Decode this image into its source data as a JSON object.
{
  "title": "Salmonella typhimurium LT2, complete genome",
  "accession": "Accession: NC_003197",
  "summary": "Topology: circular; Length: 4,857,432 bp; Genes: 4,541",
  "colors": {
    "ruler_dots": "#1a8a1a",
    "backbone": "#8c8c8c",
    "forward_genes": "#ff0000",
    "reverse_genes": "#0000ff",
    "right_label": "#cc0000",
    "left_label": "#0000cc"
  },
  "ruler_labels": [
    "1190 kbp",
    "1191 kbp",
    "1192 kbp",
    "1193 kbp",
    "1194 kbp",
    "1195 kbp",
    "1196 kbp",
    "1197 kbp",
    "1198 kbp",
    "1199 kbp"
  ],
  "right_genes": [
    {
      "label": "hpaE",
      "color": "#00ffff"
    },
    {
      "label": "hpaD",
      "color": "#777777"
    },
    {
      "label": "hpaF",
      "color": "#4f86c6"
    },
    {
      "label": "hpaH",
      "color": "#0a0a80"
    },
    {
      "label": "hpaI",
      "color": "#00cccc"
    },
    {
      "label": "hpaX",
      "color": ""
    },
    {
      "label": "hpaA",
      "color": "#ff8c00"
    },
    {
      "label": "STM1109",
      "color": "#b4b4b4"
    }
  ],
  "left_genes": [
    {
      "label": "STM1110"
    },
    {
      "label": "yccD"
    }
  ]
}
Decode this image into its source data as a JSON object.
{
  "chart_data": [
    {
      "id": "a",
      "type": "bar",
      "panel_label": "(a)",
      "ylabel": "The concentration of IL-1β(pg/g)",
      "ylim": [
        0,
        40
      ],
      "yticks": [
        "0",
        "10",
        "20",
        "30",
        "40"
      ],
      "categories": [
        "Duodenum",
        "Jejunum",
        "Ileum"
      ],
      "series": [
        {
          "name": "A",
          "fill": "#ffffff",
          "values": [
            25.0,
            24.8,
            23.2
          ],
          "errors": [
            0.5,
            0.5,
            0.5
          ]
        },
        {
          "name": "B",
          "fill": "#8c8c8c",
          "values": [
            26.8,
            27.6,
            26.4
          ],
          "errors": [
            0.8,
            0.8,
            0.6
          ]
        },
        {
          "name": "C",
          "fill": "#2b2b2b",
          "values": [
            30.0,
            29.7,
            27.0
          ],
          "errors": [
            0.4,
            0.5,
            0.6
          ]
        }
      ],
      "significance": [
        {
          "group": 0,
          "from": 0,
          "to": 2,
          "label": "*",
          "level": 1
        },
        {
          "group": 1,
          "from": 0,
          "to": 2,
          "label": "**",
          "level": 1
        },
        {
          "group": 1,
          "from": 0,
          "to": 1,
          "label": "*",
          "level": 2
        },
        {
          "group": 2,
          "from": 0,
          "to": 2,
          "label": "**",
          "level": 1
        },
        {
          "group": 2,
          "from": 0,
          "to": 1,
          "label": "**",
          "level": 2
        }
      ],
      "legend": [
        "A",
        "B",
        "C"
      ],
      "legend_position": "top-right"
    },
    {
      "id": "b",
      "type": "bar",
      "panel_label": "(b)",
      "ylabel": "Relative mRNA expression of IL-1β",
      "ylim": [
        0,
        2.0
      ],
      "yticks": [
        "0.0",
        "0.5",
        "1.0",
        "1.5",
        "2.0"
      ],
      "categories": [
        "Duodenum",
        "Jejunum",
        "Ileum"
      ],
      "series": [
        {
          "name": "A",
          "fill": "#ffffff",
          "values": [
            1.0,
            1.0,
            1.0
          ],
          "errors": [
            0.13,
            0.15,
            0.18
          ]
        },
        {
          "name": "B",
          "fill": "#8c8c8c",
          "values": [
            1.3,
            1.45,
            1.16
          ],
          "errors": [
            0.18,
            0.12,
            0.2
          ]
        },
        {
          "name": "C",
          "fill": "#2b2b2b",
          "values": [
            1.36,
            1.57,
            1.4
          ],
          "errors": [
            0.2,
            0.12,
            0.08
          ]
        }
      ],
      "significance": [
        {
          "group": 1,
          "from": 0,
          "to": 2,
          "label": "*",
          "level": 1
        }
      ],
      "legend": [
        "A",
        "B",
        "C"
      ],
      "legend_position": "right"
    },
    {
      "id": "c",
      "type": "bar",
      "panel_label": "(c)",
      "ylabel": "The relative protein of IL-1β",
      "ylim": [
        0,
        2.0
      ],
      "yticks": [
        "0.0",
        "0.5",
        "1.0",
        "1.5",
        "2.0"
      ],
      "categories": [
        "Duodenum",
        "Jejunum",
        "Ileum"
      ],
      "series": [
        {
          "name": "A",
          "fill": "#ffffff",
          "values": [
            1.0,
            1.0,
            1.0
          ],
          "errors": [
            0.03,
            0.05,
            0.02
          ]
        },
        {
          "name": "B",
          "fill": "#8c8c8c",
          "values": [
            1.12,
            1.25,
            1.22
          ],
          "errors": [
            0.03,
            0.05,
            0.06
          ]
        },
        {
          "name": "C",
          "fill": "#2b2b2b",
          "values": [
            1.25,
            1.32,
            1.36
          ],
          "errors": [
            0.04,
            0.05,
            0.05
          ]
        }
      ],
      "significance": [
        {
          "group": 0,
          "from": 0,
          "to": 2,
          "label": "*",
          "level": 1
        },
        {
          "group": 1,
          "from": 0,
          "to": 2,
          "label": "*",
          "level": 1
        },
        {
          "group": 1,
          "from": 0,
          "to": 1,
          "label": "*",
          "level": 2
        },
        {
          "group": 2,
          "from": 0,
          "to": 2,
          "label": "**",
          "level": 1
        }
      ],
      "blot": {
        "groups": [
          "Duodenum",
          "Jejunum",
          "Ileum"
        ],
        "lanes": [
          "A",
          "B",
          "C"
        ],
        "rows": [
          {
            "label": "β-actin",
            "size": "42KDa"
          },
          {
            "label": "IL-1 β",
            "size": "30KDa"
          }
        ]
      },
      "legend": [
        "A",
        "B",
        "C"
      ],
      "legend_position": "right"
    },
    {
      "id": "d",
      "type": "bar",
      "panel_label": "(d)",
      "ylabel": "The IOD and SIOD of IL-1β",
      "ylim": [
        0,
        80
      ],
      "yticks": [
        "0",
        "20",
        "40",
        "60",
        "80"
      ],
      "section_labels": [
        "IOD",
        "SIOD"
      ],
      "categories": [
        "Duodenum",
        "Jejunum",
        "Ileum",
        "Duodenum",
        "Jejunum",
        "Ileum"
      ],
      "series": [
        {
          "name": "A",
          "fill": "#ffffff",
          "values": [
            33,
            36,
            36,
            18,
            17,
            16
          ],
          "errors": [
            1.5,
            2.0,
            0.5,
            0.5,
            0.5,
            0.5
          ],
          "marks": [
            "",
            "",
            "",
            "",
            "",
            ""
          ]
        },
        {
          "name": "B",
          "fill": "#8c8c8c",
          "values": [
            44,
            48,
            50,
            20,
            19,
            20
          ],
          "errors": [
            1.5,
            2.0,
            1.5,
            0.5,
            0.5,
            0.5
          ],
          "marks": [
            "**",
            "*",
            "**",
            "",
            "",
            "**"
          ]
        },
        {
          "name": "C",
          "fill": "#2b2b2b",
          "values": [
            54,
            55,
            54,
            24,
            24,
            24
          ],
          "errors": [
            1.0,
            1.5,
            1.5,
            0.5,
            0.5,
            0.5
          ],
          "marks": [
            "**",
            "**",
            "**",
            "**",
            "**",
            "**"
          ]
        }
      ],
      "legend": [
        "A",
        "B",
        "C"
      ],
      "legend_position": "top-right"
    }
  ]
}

====

_Prompt_: Copy out the material above in full so that every line matches the original.

_Result_:
Decode this image into its source data as a JSON object.
{
  "title": "Salmonella typhimurium LT2, complete genome",
  "accession": "Accession: NC_003197",
  "summary": "Topology: circular; Length: 4,857,432 bp; Genes: 4,541",
  "colors": {
    "ruler_dots": "#1a8a1a",
    "backbone": "#8c8c8c",
    "forward_genes": "#ff0000",
    "reverse_genes": "#0000ff",
    "right_label": "#cc0000",
    "left_label": "#0000cc"
  },
  "ruler_labels": [
    "1190 kbp",
    "1191 kbp",
    "1192 kbp",
    "1193 kbp",
    "1194 kbp",
    "1195 kbp",
    "1196 kbp",
    "1197 kbp",
    "1198 kbp",
    "1199 kbp"
  ],
  "right_genes": [
    {
      "label": "hpaE",
      "color": "#00ffff"
    },
    {
      "label": "hpaD",
      "color": "#777777"
    },
    {
      "label": "hpaF",
      "color": "#4f86c6"
    },
    {
      "label": "hpaH",
      "color": "#0a0a80"
    },
    {
      "label": "hpaI",
      "color": "#00cccc"
    },
    {
      "label": "hpaX",
      "color": ""
    },
    {
      "label": "hpaA",
      "color": "#ff8c00"
    },
    {
      "label": "STM1109",
      "color": "#b4b4b4"
    }
  ],
  "left_genes": [
    {
      "label": "STM1110"
    },
    {
      "label": "yccD"
    }
  ]
}
Decode this image into its source data as a JSON object.
{
  "chart_data": [
    {
      "id": "a",
      "type": "bar",
      "panel_label": "(a)",
      "ylabel": "The concentration of IL-1β(pg/g)",
      "ylim": [
        0,
        40
      ],
      "yticks": [
        "0",
        "10",
        "20",
        "30",
        "40"
      ],
      "categories": [
        "Duodenum",
        "Jejunum",
        "Ileum"
      ],
      "series": [
        {
          "name": "A",
          "fill": "#ffffff",
          "values": [
            25.0,
            24.8,
            23.2
          ],
          "errors": [
            0.5,
            0.5,
            0.5
          ]
        },
        {
          "name": "B",
          "fill": "#8c8c8c",
          "values": [
            26.8,
            27.6,
            26.4
          ],
          "errors": [
            0.8,
            0.8,
            0.6
          ]
        },
        {
          "name": "C",
          "fill": "#2b2b2b",
          "values": [
            30.0,
            29.7,
            27.0
          ],
          "errors": [
            0.4,
            0.5,
            0.6
          ]
        }
      ],
      "significance": [
        {
          "group": 0,
          "from": 0,
          "to": 2,
          "label": "*",
          "level": 1
        },
        {
          "group": 1,
          "from": 0,
          "to": 2,
          "label": "**",
          "level": 1
        },
        {
          "group": 1,
          "from": 0,
          "to": 1,
          "label": "*",
          "level": 2
        },
        {
          "group": 2,
          "from": 0,
          "to": 2,
          "label": "**",
          "level": 1
        },
        {
          "group": 2,
          "from": 0,
          "to": 1,
          "label": "**",
          "level": 2
        }
      ],
      "legend": [
        "A",
        "B",
        "C"
      ],
      "legend_position": "top-right"
    },
    {
      "id": "b",
      "type": "bar",
      "panel_label": "(b)",
      "ylabel": "Relative mRNA expression of IL-1β",
      "ylim": [
        0,
        2.0
      ],
      "yticks": [
        "0.0",
        "0.5",
        "1.0",
        "1.5",
        "2.0"
      ],
      "categories": [
        "Duodenum",
        "Jejunum",
        "Ileum"
      ],
      "series": [
        {
          "name": "A",
          "fill": "#ffffff",
          "values": [
            1.0,
            1.0,
            1.0
          ],
          "errors": [
            0.13,
            0.15,
            0.18
          ]
        },
        {
          "name": "B",
          "fill": "#8c8c8c",
          "values": [
            1.3,
            1.45,
            1.16
          ],
          "errors": [
            0.18,
            0.12,
            0.2
          ]
        },
        {
          "name": "C",
          "fill": "#2b2b2b",
          "values": [
            1.36,
            1.57,
            1.4
          ],
          "errors": [
            0.2,
            0.12,
            0.08
          ]
        }
      ],
      "significance": [
        {
          "group": 1,
          "from": 0,
          "to": 2,
          "label": "*",
          "level": 1
        }
      ],
      "legend": [
        "A",
        "B",
        "C"
      ],
      "legend_position": "right"
    },
    {
      "id": "c",
      "type": "bar",
      "panel_label": "(c)",
      "ylabel": "The relative protein of IL-1β",
      "ylim": [
        0,
        2.0
      ],
      "yticks": [
        "0.0",
        "0.5",
        "1.0",
        "1.5",
        "2.0"
      ],
      "categories": [
        "Duodenum",
        "Jejunum",
        "Ileum"
      ],
      "series": [
        {
          "name": "A",
          "fill": "#ffffff",
          "values": [
            1.0,
            1.0,
            1.0
          ],
          "errors": [
            0.03,
            0.05,
            0.02
          ]
        },
        {
          "name": "B",
          "fill": "#8c8c8c",
          "values": [
            1.12,
            1.25,
            1.22
          ],
          "errors": [
            0.03,
            0.05,
            0.06
          ]
        },
        {
          "name": "C",
          "fill": "#2b2b2b",
          "values": [
            1.25,
            1.32,
            1.36
          ],
          "errors": [
            0.04,
            0.05,
            0.05
          ]
        }
      ],
      "significance": [
        {
          "group": 0,
          "from": 0,
          "to": 2,
          "label": "*",
          "level": 1
        },
        {
          "group": 1,
          "from": 0,
          "to": 2,
          "label": "*",
          "level": 1
        },
        {
          "group": 1,
          "from": 0,
          "to": 1,
          "label": "*",
          "level": 2
        },
        {
          "group": 2,
          "from": 0,
          "to": 2,
          "label": "**",
          "level": 1
        }
      ],
      "blot": {
        "groups": [
          "Duodenum",
          "Jejunum",
          "Ileum"
        ],
        "lanes": [
          "A",
          "B",
          "C"
        ],
        "rows": [
          {
            "label": "β-actin",
            "size": "42KDa"
          },
          {
            "label": "IL-1 β",
            "size": "30KDa"
          }
        ]
      },
      "legend": [
        "A",
        "B",
        "C"
      ],
      "legend_position": "right"
    },
    {
      "id": "d",
      "type": "bar",
      "panel_label": "(d)",
      "ylabel": "The IOD and SIOD of IL-1β",
      "ylim": [
        0,
        80
      ],
      "yticks": [
        "0",
        "20",
        "40",
        "60",
        "80"
      ],
      "section_labels": [
        "IOD",
        "SIOD"
      ],
      "categories": [
        "Duodenum",
        "Jejunum",
        "Ileum",
        "Duodenum",
        "Jejunum",
        "Ileum"
      ],
      "series": [
        {
          "name": "A",
          "fill": "#ffffff",
          "values": [
            33,
            36,
            36,
            18,
            17,
            16
          ],
          "errors": [
            1.5,
            2.0,
            0.5,
            0.5,
            0.5,
            0.5
          ],
          "marks": [
            "",
            "",
            "",
            "",
            "",
            ""
          ]
        },
        {
          "name": "B",
          "fill": "#8c8c8c",
          "values": [
            44,
            48,
            50,
            20,
            19,
            20
          ],
          "errors": [
            1.5,
            2.0,
            1.5,
            0.5,
            0.5,
            0.5
          ],
          "marks": [
            "**",
            "*",
            "**",
            "",
            "",
            "**"
          ]
        },
        {
          "name": "C",
          "fill": "#2b2b2b",
          "values": [
            54,
            55,
            54,
            24,
            24,
            24
          ],
          "errors": [
            1.0,
            1.5,
            1.5,
            0.5,
            0.5,
            0.5
          ],
          "marks": [
            "**",
            "**",
            "**",
            "**",
            "**",
            "**"
          ]
        }
      ],
      "legend": [
        "A",
        "B",
        "C"
      ],
      "legend_position": "top-right"
    }
  ]
}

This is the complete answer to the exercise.